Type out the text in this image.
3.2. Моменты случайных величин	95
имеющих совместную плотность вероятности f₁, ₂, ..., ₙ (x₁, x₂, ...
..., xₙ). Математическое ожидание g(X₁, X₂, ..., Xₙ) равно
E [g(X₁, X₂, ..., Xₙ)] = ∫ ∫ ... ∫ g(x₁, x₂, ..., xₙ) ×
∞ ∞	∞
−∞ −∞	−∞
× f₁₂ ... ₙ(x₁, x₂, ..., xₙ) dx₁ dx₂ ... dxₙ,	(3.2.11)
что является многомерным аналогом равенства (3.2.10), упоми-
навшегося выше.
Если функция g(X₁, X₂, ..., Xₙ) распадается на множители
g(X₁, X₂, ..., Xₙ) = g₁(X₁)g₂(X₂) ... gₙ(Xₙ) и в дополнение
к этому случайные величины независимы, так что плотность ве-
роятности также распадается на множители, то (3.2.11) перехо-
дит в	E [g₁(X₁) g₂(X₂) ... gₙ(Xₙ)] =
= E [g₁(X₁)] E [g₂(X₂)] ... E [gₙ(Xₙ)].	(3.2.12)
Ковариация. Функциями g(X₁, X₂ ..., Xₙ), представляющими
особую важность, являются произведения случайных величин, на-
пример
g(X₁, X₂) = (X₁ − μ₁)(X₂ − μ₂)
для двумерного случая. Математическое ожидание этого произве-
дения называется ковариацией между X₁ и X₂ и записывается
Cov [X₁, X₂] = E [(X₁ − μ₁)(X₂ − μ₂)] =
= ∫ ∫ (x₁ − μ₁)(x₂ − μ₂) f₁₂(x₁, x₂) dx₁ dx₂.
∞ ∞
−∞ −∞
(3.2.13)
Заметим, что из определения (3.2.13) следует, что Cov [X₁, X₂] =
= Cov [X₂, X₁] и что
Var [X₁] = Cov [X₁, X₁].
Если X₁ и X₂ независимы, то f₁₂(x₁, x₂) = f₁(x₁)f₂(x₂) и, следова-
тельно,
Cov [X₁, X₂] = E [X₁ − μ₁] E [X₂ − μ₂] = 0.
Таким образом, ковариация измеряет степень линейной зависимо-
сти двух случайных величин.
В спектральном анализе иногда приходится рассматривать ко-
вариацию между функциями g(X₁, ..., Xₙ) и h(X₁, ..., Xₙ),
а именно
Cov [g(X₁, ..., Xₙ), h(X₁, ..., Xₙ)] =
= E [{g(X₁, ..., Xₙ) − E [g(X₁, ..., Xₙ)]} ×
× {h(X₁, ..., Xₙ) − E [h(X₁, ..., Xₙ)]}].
■ ■ ■ ■
Direction:
All of the lines above need to be given again exactly.

Output below:
Type out the text in this image.
3.2. Моменты случайных величин	95
имеющих совместную плотность вероятности f₁, ₂, ..., ₙ (x₁, x₂, ...
..., xₙ). Математическое ожидание g(X₁, X₂, ..., Xₙ) равно
E [g(X₁, X₂, ..., Xₙ)] = ∫ ∫ ... ∫ g(x₁, x₂, ..., xₙ) ×
∞ ∞	∞
−∞ −∞	−∞
× f₁₂ ... ₙ(x₁, x₂, ..., xₙ) dx₁ dx₂ ... dxₙ,	(3.2.11)
что является многомерным аналогом равенства (3.2.10), упоми-
навшегося выше.
Если функция g(X₁, X₂, ..., Xₙ) распадается на множители
g(X₁, X₂, ..., Xₙ) = g₁(X₁)g₂(X₂) ... gₙ(Xₙ) и в дополнение
к этому случайные величины независимы, так что плотность ве-
роятности также распадается на множители, то (3.2.11) перехо-
дит в	E [g₁(X₁) g₂(X₂) ... gₙ(Xₙ)] =
= E [g₁(X₁)] E [g₂(X₂)] ... E [gₙ(Xₙ)].	(3.2.12)
Ковариация. Функциями g(X₁, X₂ ..., Xₙ), представляющими
особую важность, являются произведения случайных величин, на-
пример
g(X₁, X₂) = (X₁ − μ₁)(X₂ − μ₂)
для двумерного случая. Математическое ожидание этого произве-
дения называется ковариацией между X₁ и X₂ и записывается
Cov [X₁, X₂] = E [(X₁ − μ₁)(X₂ − μ₂)] =
= ∫ ∫ (x₁ − μ₁)(x₂ − μ₂) f₁₂(x₁, x₂) dx₁ dx₂.
∞ ∞
−∞ −∞
(3.2.13)
Заметим, что из определения (3.2.13) следует, что Cov [X₁, X₂] =
= Cov [X₂, X₁] и что
Var [X₁] = Cov [X₁, X₁].
Если X₁ и X₂ независимы, то f₁₂(x₁, x₂) = f₁(x₁)f₂(x₂) и, следова-
тельно,
Cov [X₁, X₂] = E [X₁ − μ₁] E [X₂ − μ₂] = 0.
Таким образом, ковариация измеряет степень линейной зависимо-
сти двух случайных величин.
В спектральном анализе иногда приходится рассматривать ко-
вариацию между функциями g(X₁, ..., Xₙ) и h(X₁, ..., Xₙ),
а именно
Cov [g(X₁, ..., Xₙ), h(X₁, ..., Xₙ)] =
= E [{g(X₁, ..., Xₙ) − E [g(X₁, ..., Xₙ)]} ×
× {h(X₁, ..., Xₙ) − E [h(X₁, ..., Xₙ)]}].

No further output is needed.